■ CHALLENGE
Copy out each line of the records below exactly as it appears, keeping every character unchanged.

━━ LISTED RECORDS

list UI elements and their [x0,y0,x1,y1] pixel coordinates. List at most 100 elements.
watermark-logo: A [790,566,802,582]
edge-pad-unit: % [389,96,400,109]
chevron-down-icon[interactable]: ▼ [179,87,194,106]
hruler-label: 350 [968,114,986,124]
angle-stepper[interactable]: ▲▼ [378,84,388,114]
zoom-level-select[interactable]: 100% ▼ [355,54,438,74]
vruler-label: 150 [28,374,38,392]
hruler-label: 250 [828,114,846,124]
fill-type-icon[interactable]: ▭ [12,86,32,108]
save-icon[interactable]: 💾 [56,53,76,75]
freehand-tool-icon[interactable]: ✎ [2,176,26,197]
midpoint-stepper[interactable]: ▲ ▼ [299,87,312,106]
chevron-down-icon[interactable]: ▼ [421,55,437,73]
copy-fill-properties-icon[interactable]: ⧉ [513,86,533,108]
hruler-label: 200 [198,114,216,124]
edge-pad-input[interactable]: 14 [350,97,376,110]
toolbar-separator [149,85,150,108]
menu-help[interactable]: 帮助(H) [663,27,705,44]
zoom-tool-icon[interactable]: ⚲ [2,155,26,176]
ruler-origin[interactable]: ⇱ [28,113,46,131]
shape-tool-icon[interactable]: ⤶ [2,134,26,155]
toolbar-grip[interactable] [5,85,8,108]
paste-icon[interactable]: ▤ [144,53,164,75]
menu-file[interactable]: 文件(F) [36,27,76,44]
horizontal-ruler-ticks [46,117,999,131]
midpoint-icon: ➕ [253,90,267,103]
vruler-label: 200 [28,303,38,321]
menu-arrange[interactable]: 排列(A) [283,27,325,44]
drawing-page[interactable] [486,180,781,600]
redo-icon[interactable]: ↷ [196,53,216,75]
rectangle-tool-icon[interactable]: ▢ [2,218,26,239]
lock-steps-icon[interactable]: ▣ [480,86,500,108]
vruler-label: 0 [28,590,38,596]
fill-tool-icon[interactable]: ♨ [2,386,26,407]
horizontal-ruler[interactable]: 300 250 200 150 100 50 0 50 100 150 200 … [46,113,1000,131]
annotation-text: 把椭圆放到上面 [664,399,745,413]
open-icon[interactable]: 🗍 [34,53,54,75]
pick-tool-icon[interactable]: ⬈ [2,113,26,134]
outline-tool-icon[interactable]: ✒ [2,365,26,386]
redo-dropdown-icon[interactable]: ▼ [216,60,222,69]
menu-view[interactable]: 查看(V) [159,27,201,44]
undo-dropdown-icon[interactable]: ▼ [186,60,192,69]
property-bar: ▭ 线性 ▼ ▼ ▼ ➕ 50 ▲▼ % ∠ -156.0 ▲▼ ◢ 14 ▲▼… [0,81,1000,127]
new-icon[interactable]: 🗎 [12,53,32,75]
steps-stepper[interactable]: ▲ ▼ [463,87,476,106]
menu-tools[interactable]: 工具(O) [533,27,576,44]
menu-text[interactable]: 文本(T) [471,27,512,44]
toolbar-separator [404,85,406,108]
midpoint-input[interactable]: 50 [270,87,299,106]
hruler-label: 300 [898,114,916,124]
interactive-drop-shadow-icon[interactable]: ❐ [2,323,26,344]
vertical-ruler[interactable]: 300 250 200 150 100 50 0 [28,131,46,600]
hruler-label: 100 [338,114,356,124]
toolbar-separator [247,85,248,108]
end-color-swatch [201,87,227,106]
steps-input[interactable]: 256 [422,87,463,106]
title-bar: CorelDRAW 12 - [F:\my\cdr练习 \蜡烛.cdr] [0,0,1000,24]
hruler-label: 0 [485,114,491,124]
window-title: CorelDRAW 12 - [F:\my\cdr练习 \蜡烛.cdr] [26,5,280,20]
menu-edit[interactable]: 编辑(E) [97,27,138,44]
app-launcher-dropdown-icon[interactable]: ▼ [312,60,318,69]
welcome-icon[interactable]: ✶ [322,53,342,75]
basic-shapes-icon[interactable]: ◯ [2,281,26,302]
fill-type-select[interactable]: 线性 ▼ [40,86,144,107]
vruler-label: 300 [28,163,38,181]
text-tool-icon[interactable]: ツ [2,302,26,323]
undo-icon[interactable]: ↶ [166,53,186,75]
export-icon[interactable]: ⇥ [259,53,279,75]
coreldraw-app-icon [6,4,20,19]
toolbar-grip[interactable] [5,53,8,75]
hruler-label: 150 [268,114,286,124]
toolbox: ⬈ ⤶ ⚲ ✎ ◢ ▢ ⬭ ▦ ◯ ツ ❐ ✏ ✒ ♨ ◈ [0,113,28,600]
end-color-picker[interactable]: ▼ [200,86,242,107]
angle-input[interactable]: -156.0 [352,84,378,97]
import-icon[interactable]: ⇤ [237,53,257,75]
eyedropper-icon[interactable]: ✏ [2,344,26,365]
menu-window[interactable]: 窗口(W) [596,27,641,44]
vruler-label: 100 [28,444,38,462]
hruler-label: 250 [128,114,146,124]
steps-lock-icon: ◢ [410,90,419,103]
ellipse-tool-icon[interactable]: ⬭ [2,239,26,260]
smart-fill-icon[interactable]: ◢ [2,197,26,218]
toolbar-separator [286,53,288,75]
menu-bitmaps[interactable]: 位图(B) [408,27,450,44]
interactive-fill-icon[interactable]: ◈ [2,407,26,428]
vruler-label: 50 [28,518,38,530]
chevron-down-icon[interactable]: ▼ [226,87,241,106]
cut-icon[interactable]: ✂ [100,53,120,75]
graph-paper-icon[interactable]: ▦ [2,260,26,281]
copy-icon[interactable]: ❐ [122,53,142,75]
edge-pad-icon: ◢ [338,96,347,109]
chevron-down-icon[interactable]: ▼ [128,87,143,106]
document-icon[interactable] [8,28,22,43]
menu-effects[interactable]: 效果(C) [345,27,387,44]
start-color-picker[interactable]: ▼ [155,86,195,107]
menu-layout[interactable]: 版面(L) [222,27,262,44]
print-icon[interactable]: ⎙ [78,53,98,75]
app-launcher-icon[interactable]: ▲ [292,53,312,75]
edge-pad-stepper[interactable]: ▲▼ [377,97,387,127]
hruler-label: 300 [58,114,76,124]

━━━━

■ CORRECT ANSWER
list UI elements and their [x0,y0,x1,y1] pixel coordinates. List at most 100 elements.
watermark-logo: A [790,566,802,582]
edge-pad-unit: % [389,96,400,109]
chevron-down-icon[interactable]: ▼ [179,87,194,106]
hruler-label: 350 [968,114,986,124]
angle-stepper[interactable]: ▲▼ [378,84,388,114]
zoom-level-select[interactable]: 100% ▼ [355,54,438,74]
vruler-label: 150 [28,374,38,392]
hruler-label: 250 [828,114,846,124]
fill-type-icon[interactable]: ▭ [12,86,32,108]
save-icon[interactable]: 💾 [56,53,76,75]
freehand-tool-icon[interactable]: ✎ [2,176,26,197]
midpoint-stepper[interactable]: ▲ ▼ [299,87,312,106]
chevron-down-icon[interactable]: ▼ [421,55,437,73]
copy-fill-properties-icon[interactable]: ⧉ [513,86,533,108]
hruler-label: 200 [198,114,216,124]
edge-pad-input[interactable]: 14 [350,97,376,110]
toolbar-separator [149,85,150,108]
menu-help[interactable]: 帮助(H) [663,27,705,44]
zoom-tool-icon[interactable]: ⚲ [2,155,26,176]
ruler-origin[interactable]: ⇱ [28,113,46,131]
shape-tool-icon[interactable]: ⤶ [2,134,26,155]
toolbar-grip[interactable] [5,85,8,108]
paste-icon[interactable]: ▤ [144,53,164,75]
menu-file[interactable]: 文件(F) [36,27,76,44]
horizontal-ruler-ticks [46,117,999,131]
midpoint-icon: ➕ [253,90,267,103]
vruler-label: 200 [28,303,38,321]
menu-arrange[interactable]: 排列(A) [283,27,325,44]
drawing-page[interactable] [486,180,781,600]
redo-icon[interactable]: ↷ [196,53,216,75]
rectangle-tool-icon[interactable]: ▢ [2,218,26,239]
lock-steps-icon[interactable]: ▣ [480,86,500,108]
vruler-label: 0 [28,590,38,596]
fill-tool-icon[interactable]: ♨ [2,386,26,407]
horizontal-ruler[interactable]: 300 250 200 150 100 50 0 50 100 150 200 … [46,113,1000,131]
annotation-text: 把椭圆放到上面 [664,399,745,413]
open-icon[interactable]: 🗍 [34,53,54,75]
pick-tool-icon[interactable]: ⬈ [2,113,26,134]
outline-tool-icon[interactable]: ✒ [2,365,26,386]
redo-dropdown-icon[interactable]: ▼ [216,60,222,69]
menu-view[interactable]: 查看(V) [159,27,201,44]
undo-dropdown-icon[interactable]: ▼ [186,60,192,69]
property-bar: ▭ 线性 ▼ ▼ ▼ ➕ 50 ▲▼ % ∠ -156.0 ▲▼ ◢ 14 ▲▼… [0,81,1000,127]
new-icon[interactable]: 🗎 [12,53,32,75]
steps-stepper[interactable]: ▲ ▼ [463,87,476,106]
menu-tools[interactable]: 工具(O) [533,27,576,44]
menu-text[interactable]: 文本(T) [471,27,512,44]
toolbar-separator [404,85,406,108]
midpoint-input[interactable]: 50 [270,87,299,106]
hruler-label: 300 [898,114,916,124]
interactive-drop-shadow-icon[interactable]: ❐ [2,323,26,344]
vertical-ruler[interactable]: 300 250 200 150 100 50 0 [28,131,46,600]
hruler-label: 100 [338,114,356,124]
toolbar-separator [247,85,248,108]
end-color-swatch [201,87,227,106]
steps-input[interactable]: 256 [422,87,463,106]
title-bar: CorelDRAW 12 - [F:\my\cdr练习 \蜡烛.cdr] [0,0,1000,24]
hruler-label: 0 [485,114,491,124]
window-title: CorelDRAW 12 - [F:\my\cdr练习 \蜡烛.cdr] [26,5,280,20]
menu-edit[interactable]: 编辑(E) [97,27,138,44]
app-launcher-dropdown-icon[interactable]: ▼ [312,60,318,69]
welcome-icon[interactable]: ✶ [322,53,342,75]
basic-shapes-icon[interactable]: ◯ [2,281,26,302]
fill-type-select[interactable]: 线性 ▼ [40,86,144,107]
vruler-label: 300 [28,163,38,181]
text-tool-icon[interactable]: ツ [2,302,26,323]
undo-icon[interactable]: ↶ [166,53,186,75]
export-icon[interactable]: ⇥ [259,53,279,75]
coreldraw-app-icon [6,4,20,19]
toolbar-grip[interactable] [5,53,8,75]
hruler-label: 150 [268,114,286,124]
toolbox: ⬈ ⤶ ⚲ ✎ ◢ ▢ ⬭ ▦ ◯ ツ ❐ ✏ ✒ ♨ ◈ [0,113,28,600]
end-color-picker[interactable]: ▼ [200,86,242,107]
angle-input[interactable]: -156.0 [352,84,378,97]
import-icon[interactable]: ⇤ [237,53,257,75]
eyedropper-icon[interactable]: ✏ [2,344,26,365]
menu-window[interactable]: 窗口(W) [596,27,641,44]
vruler-label: 100 [28,444,38,462]
hruler-label: 250 [128,114,146,124]
steps-lock-icon: ◢ [410,90,419,103]
ellipse-tool-icon[interactable]: ⬭ [2,239,26,260]
smart-fill-icon[interactable]: ◢ [2,197,26,218]
toolbar-separator [286,53,288,75]
menu-bitmaps[interactable]: 位图(B) [408,27,450,44]
interactive-fill-icon[interactable]: ◈ [2,407,26,428]
vruler-label: 50 [28,518,38,530]
chevron-down-icon[interactable]: ▼ [226,87,241,106]
cut-icon[interactable]: ✂ [100,53,120,75]
graph-paper-icon[interactable]: ▦ [2,260,26,281]
copy-icon[interactable]: ❐ [122,53,142,75]
edge-pad-icon: ◢ [338,96,347,109]
chevron-down-icon[interactable]: ▼ [128,87,143,106]
document-icon[interactable] [8,28,22,43]
menu-effects[interactable]: 效果(C) [345,27,387,44]
start-color-picker[interactable]: ▼ [155,86,195,107]
menu-layout[interactable]: 版面(L) [222,27,262,44]
print-icon[interactable]: ⎙ [78,53,98,75]
app-launcher-icon[interactable]: ▲ [292,53,312,75]
edge-pad-stepper[interactable]: ▲▼ [377,97,387,127]
hruler-label: 300 [58,114,76,124]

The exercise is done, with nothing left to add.